■ **What is needed**
Return all of the entries word for word, but omit the pictures they contain.

■ **Data entries**

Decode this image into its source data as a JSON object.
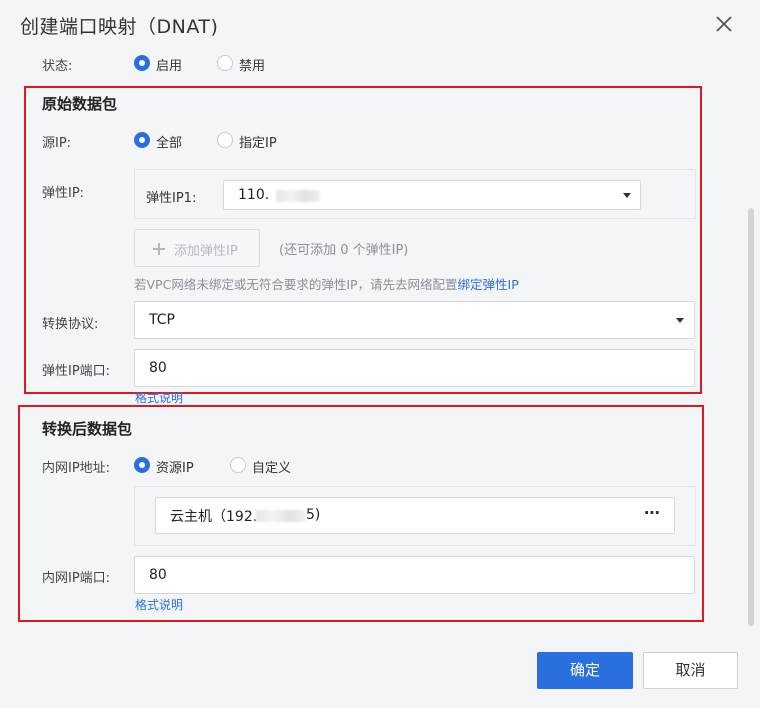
{
  "dialog": {
    "title": "创建端口映射（DNAT)",
    "status_label": "状态:",
    "status_options": [
      "启用",
      "禁用"
    ],
    "original": {
      "title": "原始数据包",
      "source_ip_label": "源IP:",
      "source_ip_options": [
        "全部",
        "指定IP"
      ],
      "eip_label": "弹性IP:",
      "eip1_label": "弹性IP1:",
      "eip1_value": "110.",
      "add_eip_button": "添加弹性IP",
      "add_eip_hint": "(还可添加 0 个弹性IP)",
      "note": "若VPC网络未绑定或无符合要求的弹性IP，请先去网络配置",
      "note_link": "绑定弹性IP",
      "protocol_label": "转换协议:",
      "protocol_value": "TCP",
      "eip_port_label": "弹性IP端口:",
      "eip_port_value": "80",
      "format_link": "格式说明"
    },
    "translated": {
      "title": "转换后数据包",
      "inner_ip_label": "内网IP地址:",
      "inner_ip_options": [
        "资源IP",
        "自定义"
      ],
      "host_value": "云主机（192.",
      "host_suffix": "5)",
      "more_icon": "more-icon",
      "inner_port_label": "内网IP端口:",
      "inner_port_value": "80",
      "format_link": "格式说明"
    },
    "confirm_button": "确定",
    "cancel_button": "取消"
  },
  "colors": {
    "primary": "#2a6fe0",
    "highlight_border": "#e0191e"
  }
}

■ **Answer**
Decode this image into its source data as a JSON object.
{
  "dialog": {
    "title": "创建端口映射（DNAT)",
    "status_label": "状态:",
    "status_options": [
      "启用",
      "禁用"
    ],
    "original": {
      "title": "原始数据包",
      "source_ip_label": "源IP:",
      "source_ip_options": [
        "全部",
        "指定IP"
      ],
      "eip_label": "弹性IP:",
      "eip1_label": "弹性IP1:",
      "eip1_value": "110.",
      "add_eip_button": "添加弹性IP",
      "add_eip_hint": "(还可添加 0 个弹性IP)",
      "note": "若VPC网络未绑定或无符合要求的弹性IP，请先去网络配置",
      "note_link": "绑定弹性IP",
      "protocol_label": "转换协议:",
      "protocol_value": "TCP",
      "eip_port_label": "弹性IP端口:",
      "eip_port_value": "80",
      "format_link": "格式说明"
    },
    "translated": {
      "title": "转换后数据包",
      "inner_ip_label": "内网IP地址:",
      "inner_ip_options": [
        "资源IP",
        "自定义"
      ],
      "host_value": "云主机（192.",
      "host_suffix": "5)",
      "more_icon": "more-icon",
      "inner_port_label": "内网IP端口:",
      "inner_port_value": "80",
      "format_link": "格式说明"
    },
    "confirm_button": "确定",
    "cancel_button": "取消"
  },
  "colors": {
    "primary": "#2a6fe0",
    "highlight_border": "#e0191e"
  }
}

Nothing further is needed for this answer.